• DATA LINES
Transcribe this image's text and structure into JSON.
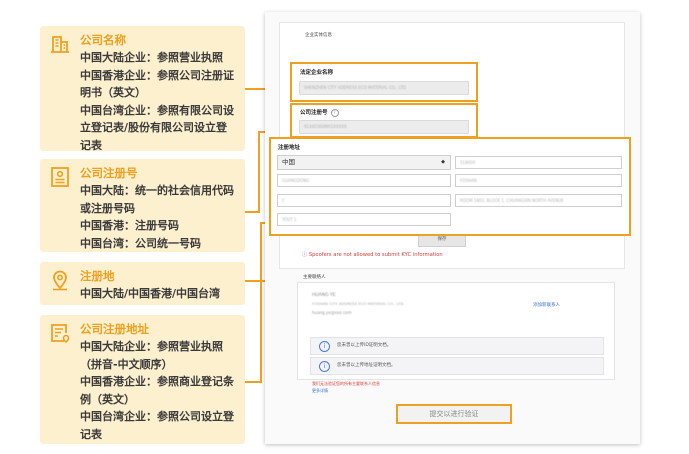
{
  "annotations": [
    {
      "icon": "building-icon",
      "title": "公司名称",
      "body": "中国大陆企业：参照营业执照\n中国香港企业：参照公司注册证明书（英文）\n中国台湾企业：参照有限公司设立登记表/股份有限公司设立登记表"
    },
    {
      "icon": "id-card-icon",
      "title": "公司注册号",
      "body": "中国大陆：统一的社会信用代码或注册号码\n中国香港：注册号码\n中国台湾：公司统一号码"
    },
    {
      "icon": "location-pin-icon",
      "title": "注册地",
      "body": "中国大陆/中国香港/中国台湾"
    },
    {
      "icon": "address-document-icon",
      "title": "公司注册地址",
      "body": "中国大陆企业：参照营业执照（拼音-中文顺序）\n中国香港企业：参照商业登记条例（英文）\n中国台湾企业：参照公司设立登记表"
    }
  ],
  "form": {
    "section_title": "企业实体信息",
    "company_name_label": "法定企业名称",
    "company_name_value": "SHENZHEN CITY ADDRESS ECO MATERIAL CO., LTD.",
    "reg_no_label": "公司注册号",
    "help_icon": "?",
    "reg_no_value": "91440300MA5XXXXX",
    "address_label": "注册地址",
    "country_value": "中国",
    "address_fields": [
      "518000",
      "GUANGDONG",
      "FOSHAN",
      "C",
      "ROOM 1803, BLOCK 1, CHUANGXIN NORTH AVENUE",
      "YOUT 1"
    ],
    "save_button": "保存",
    "warning_text": "Spoofers are not allowed to submit KYC information",
    "contact_section_title": "主要联络人",
    "contact_name": "HUANG YE",
    "contact_detail": "FOSHAN CITY ADDRESS ECO MATERIAL CO., LTD.",
    "contact_email": "huang.ye@xxx.com",
    "contact_link": "添加新联系人",
    "notice_1": "您未曾以上传ID证明文档。",
    "notice_2": "您未曾以上传地址证明文档。",
    "footer_notes": [
      "我们无法验证您的所有主要联系人信息",
      "更多详情"
    ],
    "submit_button": "提交以进行验证"
  }
}
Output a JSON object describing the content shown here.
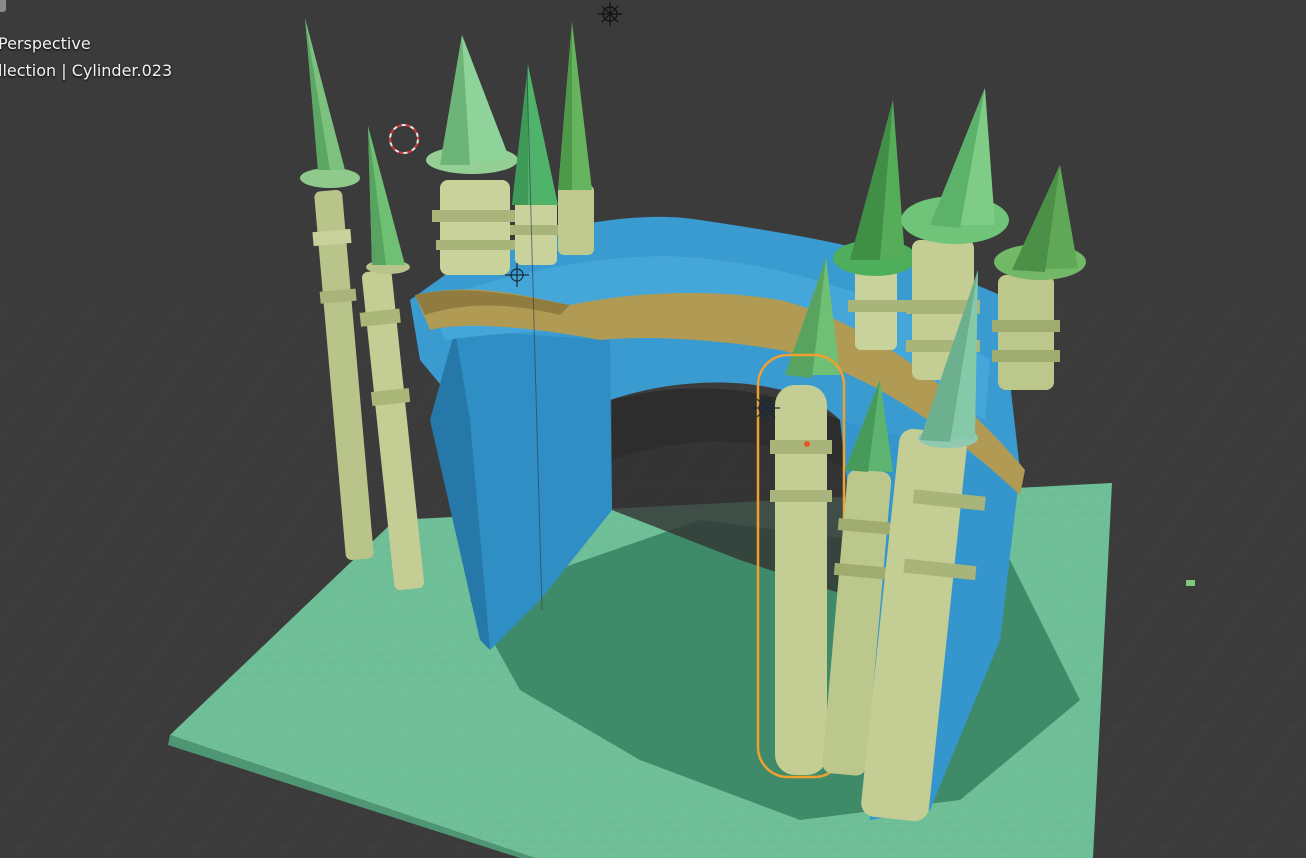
{
  "viewport": {
    "view_mode": "Perspective",
    "collection_prefix": "llection",
    "active_object": "Cylinder.023"
  },
  "colors": {
    "background": "#3b3b3b",
    "grid": "#444444",
    "ground": "#6fbf98",
    "wall": "#3a9bd0",
    "tower": "#c8d29a",
    "cone": "#6fbf74",
    "bridge_band": "#b09a54",
    "selection": "#f0a030",
    "x_axis": "#b04a4a"
  },
  "icons": [
    "3d-cursor-icon",
    "light-icon"
  ]
}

• THE PROBLEM
Write out the lines of the material from the one containing "Output a JSON" through the last, exactly and only those. Leave every picture out.

• RESULT
Output a JSON object describing the content shown here.
{
  "viewport": {
    "view_mode": "Perspective",
    "collection_prefix": "llection",
    "active_object": "Cylinder.023"
  },
  "colors": {
    "background": "#3b3b3b",
    "grid": "#444444",
    "ground": "#6fbf98",
    "wall": "#3a9bd0",
    "tower": "#c8d29a",
    "cone": "#6fbf74",
    "bridge_band": "#b09a54",
    "selection": "#f0a030",
    "x_axis": "#b04a4a"
  },
  "icons": [
    "3d-cursor-icon",
    "light-icon"
  ]
}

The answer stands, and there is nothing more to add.